_Stated goal:_
Which lines hold the word "text"? Show each of them.

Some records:
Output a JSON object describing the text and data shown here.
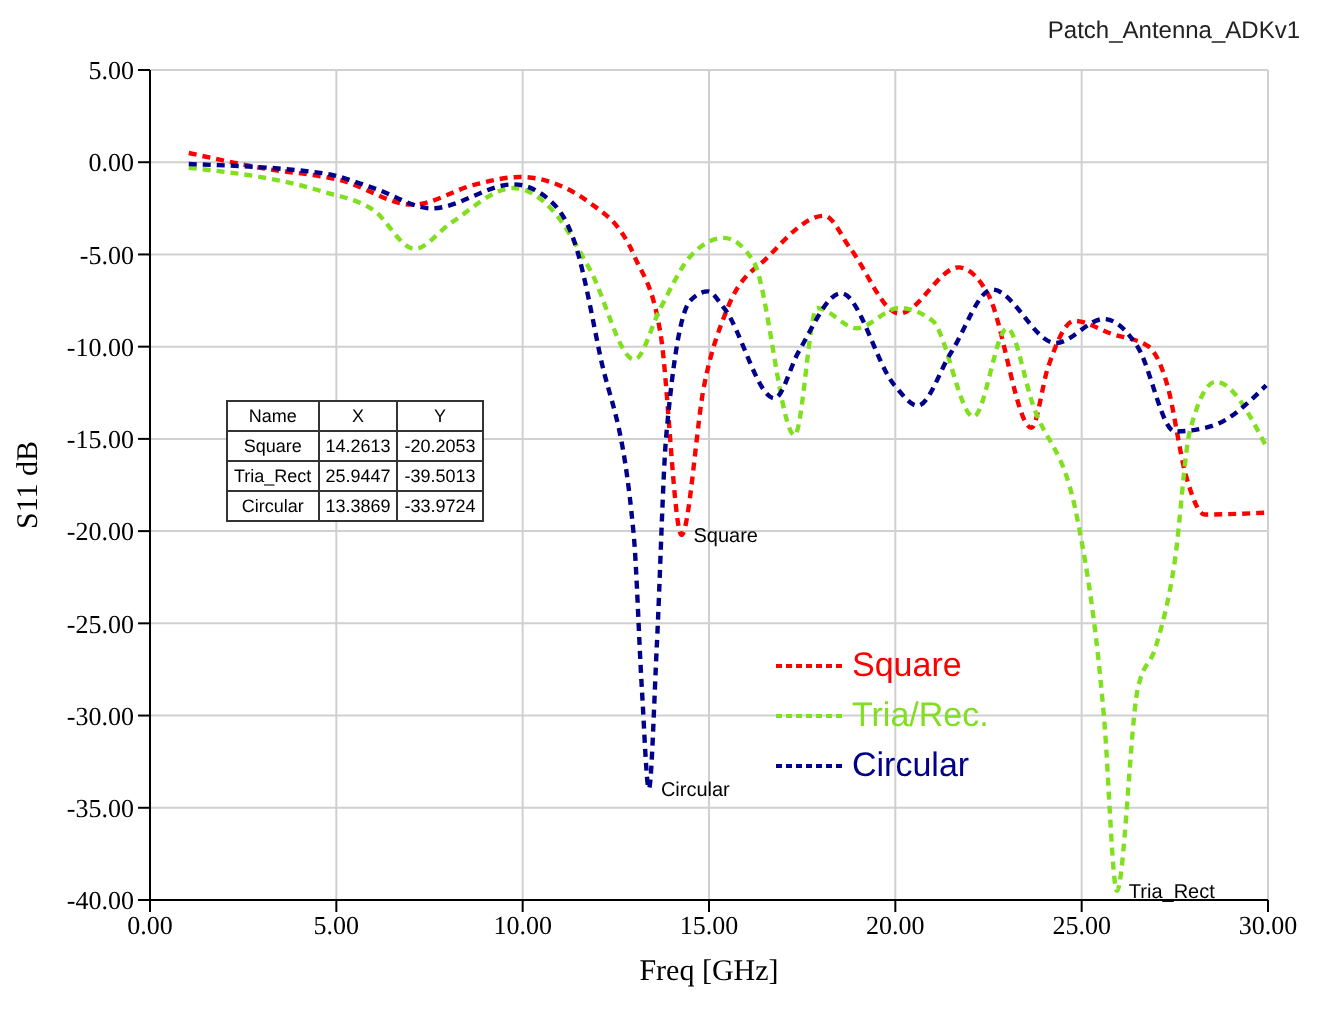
{
  "chart_data": {
    "type": "line",
    "title": "Patch_Antenna_ADKv1",
    "xlabel": "Freq [GHz]",
    "ylabel": "S11 dB",
    "xlim": [
      0,
      30
    ],
    "ylim": [
      -40,
      5
    ],
    "xticks": [
      {
        "value": 0,
        "label": "0.00"
      },
      {
        "value": 5,
        "label": "5.00"
      },
      {
        "value": 10,
        "label": "10.00"
      },
      {
        "value": 15,
        "label": "15.00"
      },
      {
        "value": 20,
        "label": "20.00"
      },
      {
        "value": 25,
        "label": "25.00"
      },
      {
        "value": 30,
        "label": "30.00"
      }
    ],
    "yticks": [
      {
        "value": -40,
        "label": "-40.00"
      },
      {
        "value": -35,
        "label": "-35.00"
      },
      {
        "value": -30,
        "label": "-30.00"
      },
      {
        "value": -25,
        "label": "-25.00"
      },
      {
        "value": -20,
        "label": "-20.00"
      },
      {
        "value": -15,
        "label": "-15.00"
      },
      {
        "value": -10,
        "label": "-10.00"
      },
      {
        "value": -5,
        "label": "-5.00"
      },
      {
        "value": 0,
        "label": "0.00"
      },
      {
        "value": 5,
        "label": "5.00"
      }
    ],
    "grid": true,
    "legend": "right",
    "line_style": "dashed",
    "marker": "none",
    "series": [
      {
        "name": "Square",
        "color": "#ff0000",
        "x": [
          1.04,
          2.95,
          5.16,
          7.04,
          8.74,
          9.92,
          11.8,
          13.0,
          13.7,
          14.2613,
          14.87,
          15.5,
          16.6,
          18.1,
          18.8,
          20.1,
          21.7,
          22.5,
          23.65,
          24.1,
          24.8,
          25.8,
          26.8,
          27.3,
          27.8,
          28.3,
          29.95
        ],
        "values": [
          0.5,
          -0.3,
          -1.0,
          -2.3,
          -1.2,
          -0.8,
          -2.2,
          -5.1,
          -9.3,
          -20.2053,
          -12.1,
          -7.9,
          -5.1,
          -2.9,
          -4.7,
          -8.2,
          -5.7,
          -7.2,
          -14.4,
          -11.1,
          -8.6,
          -9.3,
          -10.0,
          -12.1,
          -17.0,
          -19.1,
          -19.0
        ]
      },
      {
        "name": "Tria/Rec.",
        "color": "#80e020",
        "x": [
          1.04,
          4.65,
          6.0,
          7.1,
          8.07,
          9.76,
          10.8,
          11.8,
          13.0,
          13.7,
          14.5,
          15.4,
          16.2,
          17.3,
          17.9,
          18.96,
          20.1,
          21.0,
          22.1,
          23.0,
          23.7,
          24.9,
          25.6,
          25.9447,
          26.5,
          27.0,
          27.5,
          27.9,
          28.6,
          29.95
        ],
        "values": [
          -0.3,
          -1.6,
          -2.6,
          -4.7,
          -3.3,
          -1.4,
          -2.6,
          -5.8,
          -10.7,
          -7.9,
          -5.1,
          -4.1,
          -5.4,
          -14.8,
          -7.9,
          -9.0,
          -7.9,
          -8.6,
          -13.8,
          -9.0,
          -13.2,
          -19.5,
          -30.1,
          -39.5013,
          -28.6,
          -26.2,
          -21.6,
          -14.6,
          -11.9,
          -15.4
        ]
      },
      {
        "name": "Circular",
        "color": "#00008b",
        "x": [
          1.04,
          4.65,
          6.0,
          7.56,
          9.76,
          10.8,
          11.45,
          12.06,
          12.98,
          13.2,
          13.3869,
          13.6,
          13.85,
          14.5,
          14.97,
          15.4,
          16.76,
          17.4,
          18.55,
          19.98,
          20.6,
          21.5,
          22.6,
          24.3,
          25.6,
          26.5,
          27.5,
          28.5,
          29.95
        ],
        "values": [
          -0.1,
          -0.6,
          -1.4,
          -2.5,
          -1.2,
          -2.2,
          -4.7,
          -10.3,
          -20.2,
          -28.6,
          -33.9724,
          -26.2,
          -14.9,
          -7.5,
          -7.0,
          -7.9,
          -12.8,
          -10.3,
          -7.1,
          -12.1,
          -13.2,
          -10.3,
          -6.9,
          -9.8,
          -8.5,
          -10.0,
          -14.6,
          -14.3,
          -12.1
        ]
      }
    ],
    "annotations": [
      {
        "text": "Square",
        "x": 14.2613,
        "y": -20.2053
      },
      {
        "text": "Circular",
        "x": 13.3869,
        "y": -33.9724
      },
      {
        "text": "Tria_Rect",
        "x": 25.9447,
        "y": -39.5013
      },
      "Name",
      "X",
      "Y",
      "Square",
      "14.2613",
      "-20.2053",
      "Tria_Rect",
      "25.9447",
      "-39.5013",
      "Circular",
      "13.3869",
      "-33.9724"
    ]
  }
}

_Answer:_
Output a JSON object describing the text and data shown here.
        "text": "Square",
        "text": "Circular",
        "text": "Tria_Rect",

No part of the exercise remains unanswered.